## [What to produce]
What is needed here is an exact copy of every entry.

[Dataset items]
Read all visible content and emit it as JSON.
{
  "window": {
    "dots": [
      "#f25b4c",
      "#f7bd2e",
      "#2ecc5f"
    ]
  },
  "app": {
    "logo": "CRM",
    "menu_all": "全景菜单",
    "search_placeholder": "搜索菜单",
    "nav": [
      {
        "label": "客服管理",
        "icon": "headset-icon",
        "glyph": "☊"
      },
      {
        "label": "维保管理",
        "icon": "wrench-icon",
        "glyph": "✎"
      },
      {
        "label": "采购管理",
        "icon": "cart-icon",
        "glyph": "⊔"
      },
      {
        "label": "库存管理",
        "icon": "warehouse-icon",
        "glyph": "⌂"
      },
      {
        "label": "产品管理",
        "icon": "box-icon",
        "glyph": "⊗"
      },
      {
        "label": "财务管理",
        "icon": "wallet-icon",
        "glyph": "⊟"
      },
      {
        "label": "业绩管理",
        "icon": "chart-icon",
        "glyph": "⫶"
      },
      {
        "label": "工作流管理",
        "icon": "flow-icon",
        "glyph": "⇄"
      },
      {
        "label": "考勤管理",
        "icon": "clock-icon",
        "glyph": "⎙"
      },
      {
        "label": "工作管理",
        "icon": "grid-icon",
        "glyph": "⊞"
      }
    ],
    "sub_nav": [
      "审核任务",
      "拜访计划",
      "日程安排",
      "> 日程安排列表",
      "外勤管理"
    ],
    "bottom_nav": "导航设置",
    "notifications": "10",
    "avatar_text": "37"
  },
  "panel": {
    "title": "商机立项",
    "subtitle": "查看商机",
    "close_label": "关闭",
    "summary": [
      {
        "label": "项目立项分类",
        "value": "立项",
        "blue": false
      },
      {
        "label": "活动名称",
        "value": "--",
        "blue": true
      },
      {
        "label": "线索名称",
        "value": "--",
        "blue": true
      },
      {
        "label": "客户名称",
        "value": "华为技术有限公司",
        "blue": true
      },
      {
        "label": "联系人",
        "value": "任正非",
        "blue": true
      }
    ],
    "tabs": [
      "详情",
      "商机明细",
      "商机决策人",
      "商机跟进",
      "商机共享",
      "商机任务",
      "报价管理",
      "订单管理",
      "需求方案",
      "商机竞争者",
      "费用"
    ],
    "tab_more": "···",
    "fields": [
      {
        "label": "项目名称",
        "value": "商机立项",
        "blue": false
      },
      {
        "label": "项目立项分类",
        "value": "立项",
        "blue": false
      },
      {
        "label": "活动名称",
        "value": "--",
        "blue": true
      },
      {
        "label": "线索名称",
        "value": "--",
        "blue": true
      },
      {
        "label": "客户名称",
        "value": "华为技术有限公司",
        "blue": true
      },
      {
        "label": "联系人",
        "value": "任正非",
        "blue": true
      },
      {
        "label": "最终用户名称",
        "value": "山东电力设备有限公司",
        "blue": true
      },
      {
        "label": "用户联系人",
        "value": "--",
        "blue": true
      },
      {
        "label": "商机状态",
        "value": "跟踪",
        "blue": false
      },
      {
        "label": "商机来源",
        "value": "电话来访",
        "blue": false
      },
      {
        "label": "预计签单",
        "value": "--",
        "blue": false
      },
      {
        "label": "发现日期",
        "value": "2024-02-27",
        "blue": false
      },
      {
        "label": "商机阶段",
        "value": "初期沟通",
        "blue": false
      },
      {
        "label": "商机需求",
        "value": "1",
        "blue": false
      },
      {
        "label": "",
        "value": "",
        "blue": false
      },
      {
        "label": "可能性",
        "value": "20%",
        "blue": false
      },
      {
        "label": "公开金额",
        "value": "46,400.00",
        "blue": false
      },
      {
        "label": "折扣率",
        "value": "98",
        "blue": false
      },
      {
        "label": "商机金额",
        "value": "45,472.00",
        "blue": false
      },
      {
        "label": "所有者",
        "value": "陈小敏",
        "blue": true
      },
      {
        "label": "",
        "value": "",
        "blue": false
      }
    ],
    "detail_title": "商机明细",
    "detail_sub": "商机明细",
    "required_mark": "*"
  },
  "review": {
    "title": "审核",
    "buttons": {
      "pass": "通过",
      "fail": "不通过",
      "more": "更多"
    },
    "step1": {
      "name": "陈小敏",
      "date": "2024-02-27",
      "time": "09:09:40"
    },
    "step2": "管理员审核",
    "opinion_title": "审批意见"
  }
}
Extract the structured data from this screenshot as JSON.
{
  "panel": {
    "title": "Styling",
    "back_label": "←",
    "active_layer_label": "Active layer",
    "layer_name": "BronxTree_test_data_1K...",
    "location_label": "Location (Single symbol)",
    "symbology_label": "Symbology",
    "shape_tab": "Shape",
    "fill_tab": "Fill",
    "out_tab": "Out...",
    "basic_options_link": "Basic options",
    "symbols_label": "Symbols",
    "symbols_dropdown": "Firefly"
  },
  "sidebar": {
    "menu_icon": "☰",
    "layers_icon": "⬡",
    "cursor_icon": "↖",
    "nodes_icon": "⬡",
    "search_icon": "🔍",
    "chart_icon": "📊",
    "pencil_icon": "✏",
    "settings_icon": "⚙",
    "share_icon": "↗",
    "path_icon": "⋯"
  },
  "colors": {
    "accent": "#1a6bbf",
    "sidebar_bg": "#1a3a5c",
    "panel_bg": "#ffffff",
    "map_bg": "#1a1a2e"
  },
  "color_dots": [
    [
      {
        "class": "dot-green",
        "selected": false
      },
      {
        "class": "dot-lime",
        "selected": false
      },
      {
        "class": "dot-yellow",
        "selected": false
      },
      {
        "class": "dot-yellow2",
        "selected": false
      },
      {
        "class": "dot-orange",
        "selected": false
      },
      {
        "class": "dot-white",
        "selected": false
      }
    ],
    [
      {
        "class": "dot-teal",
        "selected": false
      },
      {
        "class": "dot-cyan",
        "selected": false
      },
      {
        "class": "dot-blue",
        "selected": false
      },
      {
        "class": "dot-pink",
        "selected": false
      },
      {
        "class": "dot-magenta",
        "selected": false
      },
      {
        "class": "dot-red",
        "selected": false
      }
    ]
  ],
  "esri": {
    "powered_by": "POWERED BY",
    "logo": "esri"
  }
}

## [Solution to this task]
Read all visible content and emit it as JSON.
{
  "window": {
    "dots": [
      "#f25b4c",
      "#f7bd2e",
      "#2ecc5f"
    ]
  },
  "app": {
    "logo": "CRM",
    "menu_all": "全景菜单",
    "search_placeholder": "搜索菜单",
    "nav": [
      {
        "label": "客服管理",
        "icon": "headset-icon",
        "glyph": "☊"
      },
      {
        "label": "维保管理",
        "icon": "wrench-icon",
        "glyph": "✎"
      },
      {
        "label": "采购管理",
        "icon": "cart-icon",
        "glyph": "⊔"
      },
      {
        "label": "库存管理",
        "icon": "warehouse-icon",
        "glyph": "⌂"
      },
      {
        "label": "产品管理",
        "icon": "box-icon",
        "glyph": "⊗"
      },
      {
        "label": "财务管理",
        "icon": "wallet-icon",
        "glyph": "⊟"
      },
      {
        "label": "业绩管理",
        "icon": "chart-icon",
        "glyph": "⫶"
      },
      {
        "label": "工作流管理",
        "icon": "flow-icon",
        "glyph": "⇄"
      },
      {
        "label": "考勤管理",
        "icon": "clock-icon",
        "glyph": "⎙"
      },
      {
        "label": "工作管理",
        "icon": "grid-icon",
        "glyph": "⊞"
      }
    ],
    "sub_nav": [
      "审核任务",
      "拜访计划",
      "日程安排",
      "> 日程安排列表",
      "外勤管理"
    ],
    "bottom_nav": "导航设置",
    "notifications": "10",
    "avatar_text": "37"
  },
  "panel": {
    "title": "商机立项",
    "subtitle": "查看商机",
    "close_label": "关闭",
    "summary": [
      {
        "label": "项目立项分类",
        "value": "立项",
        "blue": false
      },
      {
        "label": "活动名称",
        "value": "--",
        "blue": true
      },
      {
        "label": "线索名称",
        "value": "--",
        "blue": true
      },
      {
        "label": "客户名称",
        "value": "华为技术有限公司",
        "blue": true
      },
      {
        "label": "联系人",
        "value": "任正非",
        "blue": true
      }
    ],
    "tabs": [
      "详情",
      "商机明细",
      "商机决策人",
      "商机跟进",
      "商机共享",
      "商机任务",
      "报价管理",
      "订单管理",
      "需求方案",
      "商机竞争者",
      "费用"
    ],
    "tab_more": "···",
    "fields": [
      {
        "label": "项目名称",
        "value": "商机立项",
        "blue": false
      },
      {
        "label": "项目立项分类",
        "value": "立项",
        "blue": false
      },
      {
        "label": "活动名称",
        "value": "--",
        "blue": true
      },
      {
        "label": "线索名称",
        "value": "--",
        "blue": true
      },
      {
        "label": "客户名称",
        "value": "华为技术有限公司",
        "blue": true
      },
      {
        "label": "联系人",
        "value": "任正非",
        "blue": true
      },
      {
        "label": "最终用户名称",
        "value": "山东电力设备有限公司",
        "blue": true
      },
      {
        "label": "用户联系人",
        "value": "--",
        "blue": true
      },
      {
        "label": "商机状态",
        "value": "跟踪",
        "blue": false
      },
      {
        "label": "商机来源",
        "value": "电话来访",
        "blue": false
      },
      {
        "label": "预计签单",
        "value": "--",
        "blue": false
      },
      {
        "label": "发现日期",
        "value": "2024-02-27",
        "blue": false
      },
      {
        "label": "商机阶段",
        "value": "初期沟通",
        "blue": false
      },
      {
        "label": "商机需求",
        "value": "1",
        "blue": false
      },
      {
        "label": "",
        "value": "",
        "blue": false
      },
      {
        "label": "可能性",
        "value": "20%",
        "blue": false
      },
      {
        "label": "公开金额",
        "value": "46,400.00",
        "blue": false
      },
      {
        "label": "折扣率",
        "value": "98",
        "blue": false
      },
      {
        "label": "商机金额",
        "value": "45,472.00",
        "blue": false
      },
      {
        "label": "所有者",
        "value": "陈小敏",
        "blue": true
      },
      {
        "label": "",
        "value": "",
        "blue": false
      }
    ],
    "detail_title": "商机明细",
    "detail_sub": "商机明细",
    "required_mark": "*"
  },
  "review": {
    "title": "审核",
    "buttons": {
      "pass": "通过",
      "fail": "不通过",
      "more": "更多"
    },
    "step1": {
      "name": "陈小敏",
      "date": "2024-02-27",
      "time": "09:09:40"
    },
    "step2": "管理员审核",
    "opinion_title": "审批意见"
  }
}
Extract the structured data from this screenshot as JSON.
{
  "panel": {
    "title": "Styling",
    "back_label": "←",
    "active_layer_label": "Active layer",
    "layer_name": "BronxTree_test_data_1K...",
    "location_label": "Location (Single symbol)",
    "symbology_label": "Symbology",
    "shape_tab": "Shape",
    "fill_tab": "Fill",
    "out_tab": "Out...",
    "basic_options_link": "Basic options",
    "symbols_label": "Symbols",
    "symbols_dropdown": "Firefly"
  },
  "sidebar": {
    "menu_icon": "☰",
    "layers_icon": "⬡",
    "cursor_icon": "↖",
    "nodes_icon": "⬡",
    "search_icon": "🔍",
    "chart_icon": "📊",
    "pencil_icon": "✏",
    "settings_icon": "⚙",
    "share_icon": "↗",
    "path_icon": "⋯"
  },
  "colors": {
    "accent": "#1a6bbf",
    "sidebar_bg": "#1a3a5c",
    "panel_bg": "#ffffff",
    "map_bg": "#1a1a2e"
  },
  "color_dots": [
    [
      {
        "class": "dot-green",
        "selected": false
      },
      {
        "class": "dot-lime",
        "selected": false
      },
      {
        "class": "dot-yellow",
        "selected": false
      },
      {
        "class": "dot-yellow2",
        "selected": false
      },
      {
        "class": "dot-orange",
        "selected": false
      },
      {
        "class": "dot-white",
        "selected": false
      }
    ],
    [
      {
        "class": "dot-teal",
        "selected": false
      },
      {
        "class": "dot-cyan",
        "selected": false
      },
      {
        "class": "dot-blue",
        "selected": false
      },
      {
        "class": "dot-pink",
        "selected": false
      },
      {
        "class": "dot-magenta",
        "selected": false
      },
      {
        "class": "dot-red",
        "selected": false
      }
    ]
  ],
  "esri": {
    "powered_by": "POWERED BY",
    "logo": "esri"
  }
}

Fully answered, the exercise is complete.